Task prompt
The reply should hold every line of the data below, unchanged, and none of the pictures.

Exercise data
* * * *

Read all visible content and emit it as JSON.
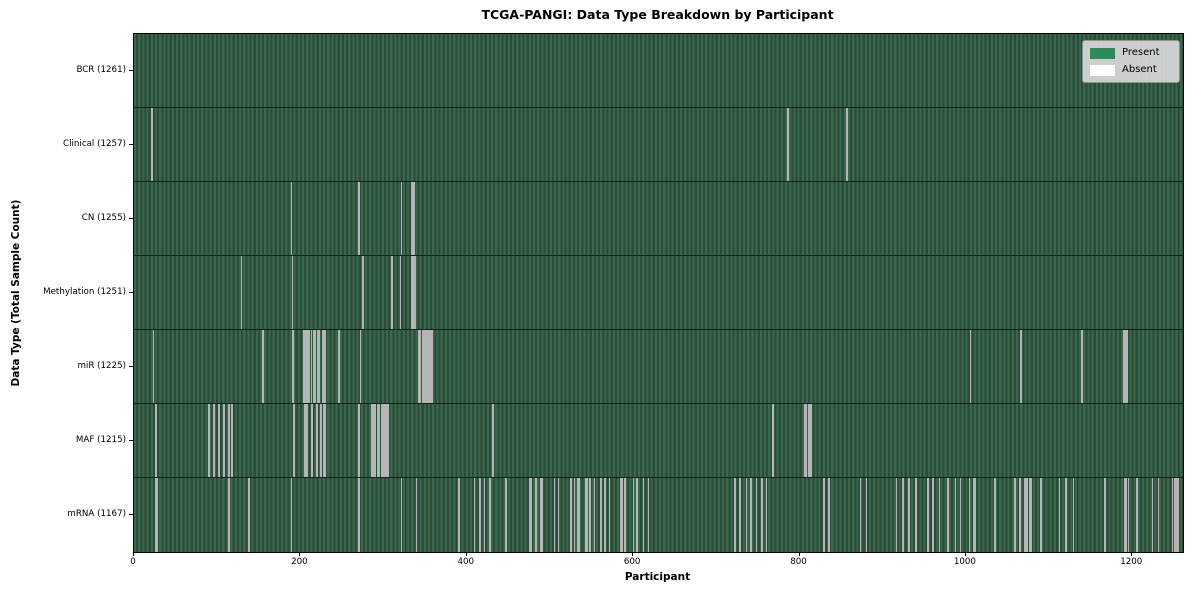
{
  "chart_data": {
    "type": "heatmap",
    "title": "TCGA-PANGI: Data Type Breakdown by Participant",
    "xlabel": "Participant",
    "ylabel": "Data Type (Total Sample Count)",
    "x_ticks": [
      0,
      200,
      400,
      600,
      800,
      1000,
      1200
    ],
    "x_max": 1261,
    "legend_position": "upper right",
    "legend": [
      {
        "label": "Present",
        "color": "#2e8b57"
      },
      {
        "label": "Absent",
        "color": "#ffffff"
      }
    ],
    "colors": {
      "present": "#2e8b57",
      "absent": "#ffffff",
      "row_stripe_light": "#3a684c",
      "row_stripe_dark": "#2b4c39",
      "absent_line_render": "#b5b5b5",
      "legend_bg": "#d9d9d9",
      "grid_line": "#14231a"
    },
    "rows": [
      {
        "label": "BCR (1261)",
        "data_type": "BCR",
        "total": 1261,
        "absent": []
      },
      {
        "label": "Clinical (1257)",
        "data_type": "Clinical",
        "total": 1257,
        "absent": [
          21,
          22,
          786,
          857
        ]
      },
      {
        "label": "CN (1255)",
        "data_type": "CN",
        "total": 1255,
        "absent": [
          189,
          270,
          321,
          334,
          335,
          336
        ]
      },
      {
        "label": "Methylation (1251)",
        "data_type": "Methylation",
        "total": 1251,
        "absent": [
          129,
          190,
          275,
          310,
          320,
          333,
          334,
          335,
          336,
          337
        ]
      },
      {
        "label": "miR (1225)",
        "data_type": "miR",
        "total": 1225,
        "absent": [
          23,
          155,
          191,
          204,
          205,
          206,
          209,
          210,
          213,
          216,
          217,
          221,
          222,
          226,
          228,
          229,
          246,
          272,
          342,
          343,
          344,
          347,
          348,
          351,
          352,
          354,
          355,
          358,
          1005,
          1066,
          1139,
          1190,
          1191,
          1192,
          1193,
          1194
        ]
      },
      {
        "label": "MAF (1215)",
        "data_type": "MAF",
        "total": 1215,
        "absent": [
          26,
          89,
          90,
          95,
          96,
          101,
          102,
          107,
          108,
          113,
          114,
          117,
          118,
          192,
          205,
          206,
          207,
          208,
          213,
          214,
          219,
          220,
          224,
          225,
          228,
          229,
          270,
          285,
          286,
          288,
          289,
          293,
          294,
          297,
          298,
          300,
          301,
          304,
          305,
          431,
          768,
          806,
          807,
          811,
          812,
          813
        ]
      },
      {
        "label": "mRNA (1167)",
        "data_type": "mRNA",
        "total": 1167,
        "absent": [
          26,
          27,
          114,
          138,
          189,
          270,
          321,
          339,
          390,
          409,
          415,
          416,
          421,
          427,
          428,
          447,
          476,
          477,
          483,
          489,
          490,
          505,
          510,
          525,
          529,
          533,
          534,
          535,
          543,
          544,
          548,
          553,
          561,
          566,
          571,
          585,
          586,
          590,
          600,
          604,
          605,
          612,
          618,
          722,
          728,
          736,
          741,
          748,
          754,
          755,
          760,
          829,
          835,
          873,
          880,
          916,
          924,
          931,
          940,
          954,
          960,
          968,
          978,
          987,
          993,
          1004,
          1009,
          1010,
          1011,
          1035,
          1059,
          1065,
          1070,
          1071,
          1073,
          1077,
          1078,
          1090,
          1112,
          1120,
          1129,
          1167,
          1191,
          1192,
          1195,
          1205,
          1224,
          1231,
          1248,
          1251,
          1252,
          1253,
          1254,
          1255
        ]
      }
    ]
  }
}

* * * *

The completed task
Read all visible content and emit it as JSON.
{
  "chart_data": {
    "type": "heatmap",
    "title": "TCGA-PANGI: Data Type Breakdown by Participant",
    "xlabel": "Participant",
    "ylabel": "Data Type (Total Sample Count)",
    "x_ticks": [
      0,
      200,
      400,
      600,
      800,
      1000,
      1200
    ],
    "x_max": 1261,
    "legend_position": "upper right",
    "legend": [
      {
        "label": "Present",
        "color": "#2e8b57"
      },
      {
        "label": "Absent",
        "color": "#ffffff"
      }
    ],
    "colors": {
      "present": "#2e8b57",
      "absent": "#ffffff",
      "row_stripe_light": "#3a684c",
      "row_stripe_dark": "#2b4c39",
      "absent_line_render": "#b5b5b5",
      "legend_bg": "#d9d9d9",
      "grid_line": "#14231a"
    },
    "rows": [
      {
        "label": "BCR (1261)",
        "data_type": "BCR",
        "total": 1261,
        "absent": []
      },
      {
        "label": "Clinical (1257)",
        "data_type": "Clinical",
        "total": 1257,
        "absent": [
          21,
          22,
          786,
          857
        ]
      },
      {
        "label": "CN (1255)",
        "data_type": "CN",
        "total": 1255,
        "absent": [
          189,
          270,
          321,
          334,
          335,
          336
        ]
      },
      {
        "label": "Methylation (1251)",
        "data_type": "Methylation",
        "total": 1251,
        "absent": [
          129,
          190,
          275,
          310,
          320,
          333,
          334,
          335,
          336,
          337
        ]
      },
      {
        "label": "miR (1225)",
        "data_type": "miR",
        "total": 1225,
        "absent": [
          23,
          155,
          191,
          204,
          205,
          206,
          209,
          210,
          213,
          216,
          217,
          221,
          222,
          226,
          228,
          229,
          246,
          272,
          342,
          343,
          344,
          347,
          348,
          351,
          352,
          354,
          355,
          358,
          1005,
          1066,
          1139,
          1190,
          1191,
          1192,
          1193,
          1194
        ]
      },
      {
        "label": "MAF (1215)",
        "data_type": "MAF",
        "total": 1215,
        "absent": [
          26,
          89,
          90,
          95,
          96,
          101,
          102,
          107,
          108,
          113,
          114,
          117,
          118,
          192,
          205,
          206,
          207,
          208,
          213,
          214,
          219,
          220,
          224,
          225,
          228,
          229,
          270,
          285,
          286,
          288,
          289,
          293,
          294,
          297,
          298,
          300,
          301,
          304,
          305,
          431,
          768,
          806,
          807,
          811,
          812,
          813
        ]
      },
      {
        "label": "mRNA (1167)",
        "data_type": "mRNA",
        "total": 1167,
        "absent": [
          26,
          27,
          114,
          138,
          189,
          270,
          321,
          339,
          390,
          409,
          415,
          416,
          421,
          427,
          428,
          447,
          476,
          477,
          483,
          489,
          490,
          505,
          510,
          525,
          529,
          533,
          534,
          535,
          543,
          544,
          548,
          553,
          561,
          566,
          571,
          585,
          586,
          590,
          600,
          604,
          605,
          612,
          618,
          722,
          728,
          736,
          741,
          748,
          754,
          755,
          760,
          829,
          835,
          873,
          880,
          916,
          924,
          931,
          940,
          954,
          960,
          968,
          978,
          987,
          993,
          1004,
          1009,
          1010,
          1011,
          1035,
          1059,
          1065,
          1070,
          1071,
          1073,
          1077,
          1078,
          1090,
          1112,
          1120,
          1129,
          1167,
          1191,
          1192,
          1195,
          1205,
          1224,
          1231,
          1248,
          1251,
          1252,
          1253,
          1254,
          1255
        ]
      }
    ]
  }
}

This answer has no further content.